Quote precisely the final stretch of the listing: start at the line containing "Transcribe the text in this document." and stop after the last line.

═════ Given information ═════

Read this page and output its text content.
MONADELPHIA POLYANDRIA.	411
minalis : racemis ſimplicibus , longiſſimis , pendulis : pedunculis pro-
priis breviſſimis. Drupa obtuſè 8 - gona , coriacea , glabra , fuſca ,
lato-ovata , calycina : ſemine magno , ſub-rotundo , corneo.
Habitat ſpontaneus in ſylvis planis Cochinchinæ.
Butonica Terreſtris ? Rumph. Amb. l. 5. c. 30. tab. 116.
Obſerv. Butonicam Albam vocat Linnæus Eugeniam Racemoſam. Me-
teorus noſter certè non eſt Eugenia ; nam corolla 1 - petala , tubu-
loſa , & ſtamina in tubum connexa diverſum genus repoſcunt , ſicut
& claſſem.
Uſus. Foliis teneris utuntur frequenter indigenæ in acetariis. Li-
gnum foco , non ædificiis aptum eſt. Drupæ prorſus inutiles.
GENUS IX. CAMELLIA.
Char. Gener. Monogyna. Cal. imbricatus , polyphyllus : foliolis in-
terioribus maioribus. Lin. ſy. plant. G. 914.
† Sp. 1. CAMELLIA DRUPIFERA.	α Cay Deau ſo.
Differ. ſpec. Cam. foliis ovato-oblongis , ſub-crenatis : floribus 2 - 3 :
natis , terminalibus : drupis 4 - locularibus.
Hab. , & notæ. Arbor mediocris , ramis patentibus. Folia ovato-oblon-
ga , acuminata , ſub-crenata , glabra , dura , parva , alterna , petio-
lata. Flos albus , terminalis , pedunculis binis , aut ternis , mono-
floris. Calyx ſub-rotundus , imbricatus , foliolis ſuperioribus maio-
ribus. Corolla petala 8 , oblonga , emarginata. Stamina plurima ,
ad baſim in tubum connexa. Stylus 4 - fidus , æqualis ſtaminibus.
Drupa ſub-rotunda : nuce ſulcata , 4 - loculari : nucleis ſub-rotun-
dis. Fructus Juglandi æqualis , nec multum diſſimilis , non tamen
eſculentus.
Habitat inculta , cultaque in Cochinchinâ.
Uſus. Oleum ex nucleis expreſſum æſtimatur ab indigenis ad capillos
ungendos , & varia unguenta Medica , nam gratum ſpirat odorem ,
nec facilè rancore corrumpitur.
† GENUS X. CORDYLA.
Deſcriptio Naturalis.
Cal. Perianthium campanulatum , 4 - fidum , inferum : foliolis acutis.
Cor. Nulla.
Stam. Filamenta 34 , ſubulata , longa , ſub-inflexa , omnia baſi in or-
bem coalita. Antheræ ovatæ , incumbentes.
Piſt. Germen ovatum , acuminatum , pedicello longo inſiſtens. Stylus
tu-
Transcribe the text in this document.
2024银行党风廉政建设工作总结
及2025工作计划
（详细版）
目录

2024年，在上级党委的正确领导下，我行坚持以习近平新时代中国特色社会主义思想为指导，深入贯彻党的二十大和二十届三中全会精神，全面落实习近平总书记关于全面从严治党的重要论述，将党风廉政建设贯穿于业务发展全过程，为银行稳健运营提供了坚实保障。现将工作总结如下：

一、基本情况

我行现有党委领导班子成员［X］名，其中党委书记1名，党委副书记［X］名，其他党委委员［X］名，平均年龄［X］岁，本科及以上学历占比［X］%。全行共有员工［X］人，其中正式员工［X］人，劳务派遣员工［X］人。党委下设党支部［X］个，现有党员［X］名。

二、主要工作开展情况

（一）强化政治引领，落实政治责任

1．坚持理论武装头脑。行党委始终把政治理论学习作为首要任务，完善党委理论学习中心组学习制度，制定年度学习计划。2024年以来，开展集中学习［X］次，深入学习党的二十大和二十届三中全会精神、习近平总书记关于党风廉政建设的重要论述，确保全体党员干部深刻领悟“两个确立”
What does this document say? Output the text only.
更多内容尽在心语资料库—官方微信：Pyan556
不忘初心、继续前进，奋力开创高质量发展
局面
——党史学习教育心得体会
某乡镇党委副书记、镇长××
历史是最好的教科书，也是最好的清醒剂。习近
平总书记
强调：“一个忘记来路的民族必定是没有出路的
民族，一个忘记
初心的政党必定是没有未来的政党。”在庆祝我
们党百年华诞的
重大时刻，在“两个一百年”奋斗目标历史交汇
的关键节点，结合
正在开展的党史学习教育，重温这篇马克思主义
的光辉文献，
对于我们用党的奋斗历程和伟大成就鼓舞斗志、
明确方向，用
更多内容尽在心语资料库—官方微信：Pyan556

═════

### [Solution to the problem]
Transcribe the text in this document.
2024银行党风廉政建设工作总结
及2025工作计划
（详细版）
目录

2024年，在上级党委的正确领导下，我行坚持以习近平新时代中国特色社会主义思想为指导，深入贯彻党的二十大和二十届三中全会精神，全面落实习近平总书记关于全面从严治党的重要论述，将党风廉政建设贯穿于业务发展全过程，为银行稳健运营提供了坚实保障。现将工作总结如下：

一、基本情况

我行现有党委领导班子成员［X］名，其中党委书记1名，党委副书记［X］名，其他党委委员［X］名，平均年龄［X］岁，本科及以上学历占比［X］%。全行共有员工［X］人，其中正式员工［X］人，劳务派遣员工［X］人。党委下设党支部［X］个，现有党员［X］名。

二、主要工作开展情况

（一）强化政治引领，落实政治责任

1．坚持理论武装头脑。行党委始终把政治理论学习作为首要任务，完善党委理论学习中心组学习制度，制定年度学习计划。2024年以来，开展集中学习［X］次，深入学习党的二十大和二十届三中全会精神、习近平总书记关于党风廉政建设的重要论述，确保全体党员干部深刻领悟“两个确立”
What does this document say? Output the text only.
更多内容尽在心语资料库—官方微信：Pyan556
不忘初心、继续前进，奋力开创高质量发展
局面
——党史学习教育心得体会
某乡镇党委副书记、镇长××
历史是最好的教科书，也是最好的清醒剂。习近
平总书记
强调：“一个忘记来路的民族必定是没有出路的
民族，一个忘记
初心的政党必定是没有未来的政党。”在庆祝我
们党百年华诞的
重大时刻，在“两个一百年”奋斗目标历史交汇
的关键节点，结合
正在开展的党史学习教育，重温这篇马克思主义
的光辉文献，
对于我们用党的奋斗历程和伟大成就鼓舞斗志、
明确方向，用
更多内容尽在心语资料库—官方微信：Pyan556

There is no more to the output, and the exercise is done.